*EXERCISE INPUT:*
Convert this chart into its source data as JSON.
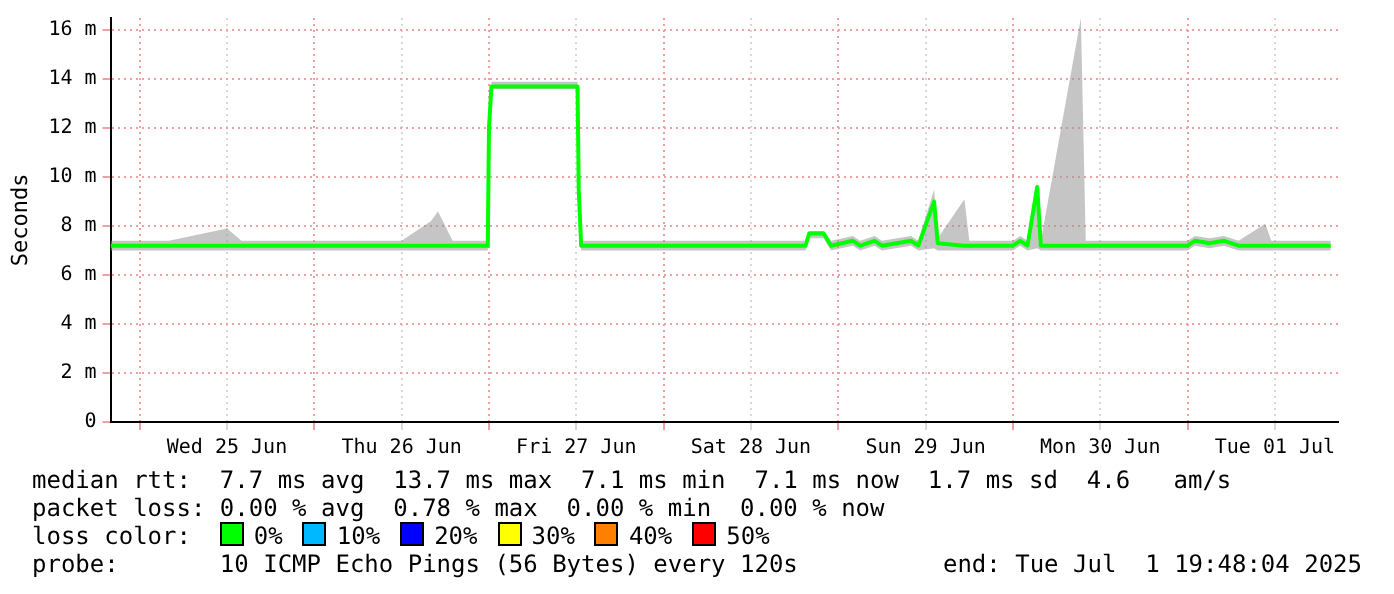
{
  "chart_data": {
    "type": "line",
    "ylabel": "Seconds",
    "legend_title": "loss color:",
    "legend": "bottom",
    "grid": true,
    "marker": "none",
    "line_style": "solid",
    "annotations": [
      "median rtt:  7.7 ms avg  13.7 ms max  7.1 ms min  7.1 ms now  1.7 ms sd  4.6   am/s",
      "packet loss: 0.00 % avg  0.78 % max  0.00 % min  0.00 % now",
      "probe:       10 ICMP Echo Pings (56 Bytes) every 120s",
      "end: Tue Jul  1 19:48:04 2025"
    ],
    "xlim": [
      "2025-06-24T20:00",
      "2025-07-01T20:40"
    ],
    "xticks": [
      {
        "value": "2025-06-25T00:00",
        "label": null
      },
      {
        "value": "2025-06-25T12:00",
        "label": "Wed 25 Jun"
      },
      {
        "value": "2025-06-26T00:00",
        "label": null
      },
      {
        "value": "2025-06-26T12:00",
        "label": "Thu 26 Jun"
      },
      {
        "value": "2025-06-27T00:00",
        "label": null
      },
      {
        "value": "2025-06-27T12:00",
        "label": "Fri 27 Jun"
      },
      {
        "value": "2025-06-28T00:00",
        "label": null
      },
      {
        "value": "2025-06-28T12:00",
        "label": "Sat 28 Jun"
      },
      {
        "value": "2025-06-29T00:00",
        "label": null
      },
      {
        "value": "2025-06-29T12:00",
        "label": "Sun 29 Jun"
      },
      {
        "value": "2025-06-30T00:00",
        "label": null
      },
      {
        "value": "2025-06-30T12:00",
        "label": "Mon 30 Jun"
      },
      {
        "value": "2025-07-01T00:00",
        "label": null
      },
      {
        "value": "2025-07-01T12:00",
        "label": "Tue 01 Jul"
      }
    ],
    "ylim": [
      0,
      16.5
    ],
    "yticks": [
      0,
      {
        "value": 2,
        "label": "2 m"
      },
      {
        "value": 4,
        "label": "4 m"
      },
      {
        "value": 6,
        "label": "6 m"
      },
      {
        "value": 8,
        "label": "8 m"
      },
      {
        "value": 10,
        "label": "10 m"
      },
      {
        "value": 12,
        "label": "12 m"
      },
      {
        "value": 14,
        "label": "14 m"
      },
      {
        "value": 16,
        "label": "16 m"
      }
    ],
    "x": [
      "2025-06-24T20:00",
      "2025-06-25T04:00",
      "2025-06-25T12:00",
      "2025-06-25T14:00",
      "2025-06-26T00:00",
      "2025-06-26T12:00",
      "2025-06-26T16:00",
      "2025-06-26T17:00",
      "2025-06-26T19:00",
      "2025-06-26T23:50",
      "2025-06-27T00:00",
      "2025-06-27T00:20",
      "2025-06-27T06:00",
      "2025-06-27T12:10",
      "2025-06-27T12:20",
      "2025-06-27T12:40",
      "2025-06-28T00:00",
      "2025-06-28T12:00",
      "2025-06-28T19:30",
      "2025-06-28T20:00",
      "2025-06-28T22:00",
      "2025-06-28T23:00",
      "2025-06-29T02:00",
      "2025-06-29T03:00",
      "2025-06-29T05:00",
      "2025-06-29T06:00",
      "2025-06-29T10:00",
      "2025-06-29T11:00",
      "2025-06-29T13:10",
      "2025-06-29T13:40",
      "2025-06-29T17:20",
      "2025-06-29T18:00",
      "2025-06-30T00:00",
      "2025-06-30T01:00",
      "2025-06-30T02:00",
      "2025-06-30T03:20",
      "2025-06-30T03:50",
      "2025-06-30T09:20",
      "2025-06-30T10:00",
      "2025-07-01T00:00",
      "2025-07-01T01:00",
      "2025-07-01T03:00",
      "2025-07-01T05:00",
      "2025-07-01T07:00",
      "2025-07-01T10:40",
      "2025-07-01T11:30",
      "2025-07-01T19:40"
    ],
    "series": [
      {
        "name": "0%",
        "color": "#00ff00",
        "values": [
          7.2,
          7.2,
          7.2,
          7.2,
          7.2,
          7.2,
          7.2,
          7.2,
          7.2,
          7.2,
          12.0,
          13.7,
          13.7,
          13.7,
          9.5,
          7.2,
          7.2,
          7.2,
          7.2,
          7.7,
          7.7,
          7.2,
          7.4,
          7.2,
          7.4,
          7.2,
          7.4,
          7.2,
          9.0,
          7.3,
          7.2,
          7.2,
          7.2,
          7.4,
          7.2,
          9.6,
          7.2,
          7.2,
          7.2,
          7.2,
          7.4,
          7.3,
          7.4,
          7.2,
          7.2,
          7.2,
          7.2
        ],
        "lower": [
          7.0,
          7.0,
          7.0,
          7.0,
          7.0,
          7.0,
          7.0,
          7.0,
          7.0,
          7.0,
          12.0,
          13.6,
          13.6,
          13.6,
          9.5,
          7.0,
          7.0,
          7.0,
          7.0,
          7.5,
          7.5,
          7.0,
          7.2,
          7.0,
          7.2,
          7.0,
          7.2,
          7.0,
          7.1,
          7.0,
          7.0,
          7.0,
          7.0,
          7.2,
          7.0,
          7.1,
          7.0,
          7.0,
          7.0,
          7.0,
          7.2,
          7.1,
          7.2,
          7.0,
          7.0,
          7.0,
          7.0
        ],
        "upper": [
          7.4,
          7.4,
          7.9,
          7.4,
          7.4,
          7.4,
          8.2,
          8.6,
          7.4,
          7.4,
          12.0,
          13.9,
          13.9,
          13.9,
          9.5,
          7.4,
          7.4,
          7.4,
          7.4,
          7.8,
          7.8,
          7.4,
          7.6,
          7.4,
          7.6,
          7.4,
          7.6,
          7.4,
          9.5,
          7.5,
          9.1,
          7.4,
          7.4,
          7.6,
          7.4,
          9.8,
          7.4,
          16.5,
          7.4,
          7.4,
          7.6,
          7.5,
          7.6,
          7.4,
          8.1,
          7.4,
          7.4
        ]
      },
      {
        "name": "10%",
        "color": "#00b8ff",
        "values": [
          null,
          null,
          null,
          null,
          null,
          null,
          null,
          null,
          null,
          null,
          null,
          null,
          null,
          null,
          null,
          null,
          null,
          null,
          null,
          null,
          null,
          null,
          null,
          null,
          null,
          null,
          null,
          null,
          null,
          null,
          null,
          null,
          null,
          null,
          null,
          null,
          null,
          null,
          null,
          null,
          null,
          null,
          null,
          null,
          null,
          null,
          null
        ]
      },
      {
        "name": "20%",
        "color": "#0000ff",
        "values": [
          null,
          null,
          null,
          null,
          null,
          null,
          null,
          null,
          null,
          null,
          null,
          null,
          null,
          null,
          null,
          null,
          null,
          null,
          null,
          null,
          null,
          null,
          null,
          null,
          null,
          null,
          null,
          null,
          null,
          null,
          null,
          null,
          null,
          null,
          null,
          null,
          null,
          null,
          null,
          null,
          null,
          null,
          null,
          null,
          null,
          null,
          null
        ]
      },
      {
        "name": "30%",
        "color": "#ffff00",
        "values": [
          null,
          null,
          null,
          null,
          null,
          null,
          null,
          null,
          null,
          null,
          null,
          null,
          null,
          null,
          null,
          null,
          null,
          null,
          null,
          null,
          null,
          null,
          null,
          null,
          null,
          null,
          null,
          null,
          null,
          null,
          null,
          null,
          null,
          null,
          null,
          null,
          null,
          null,
          null,
          null,
          null,
          null,
          null,
          null,
          null,
          null,
          null
        ]
      },
      {
        "name": "40%",
        "color": "#ff8000",
        "values": [
          null,
          null,
          null,
          null,
          null,
          null,
          null,
          null,
          null,
          null,
          null,
          null,
          null,
          null,
          null,
          null,
          null,
          null,
          null,
          null,
          null,
          null,
          null,
          null,
          null,
          null,
          null,
          null,
          null,
          null,
          null,
          null,
          null,
          null,
          null,
          null,
          null,
          null,
          null,
          null,
          null,
          null,
          null,
          null,
          null,
          null,
          null
        ]
      },
      {
        "name": "50%",
        "color": "#ff0000",
        "values": [
          null,
          null,
          null,
          null,
          null,
          null,
          null,
          null,
          null,
          null,
          null,
          null,
          null,
          null,
          null,
          null,
          null,
          null,
          null,
          null,
          null,
          null,
          null,
          null,
          null,
          null,
          null,
          null,
          null,
          null,
          null,
          null,
          null,
          null,
          null,
          null,
          null,
          null,
          null,
          null,
          null,
          null,
          null,
          null,
          null,
          null,
          null
        ]
      }
    ]
  }
}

*WRITTEN TASK:*
Copy out every line of the listing that contains the string "name".

*FULL ANSWER:*
        "name": "0%",
        "name": "10%",
        "name": "20%",
        "name": "30%",
        "name": "40%",
        "name": "50%",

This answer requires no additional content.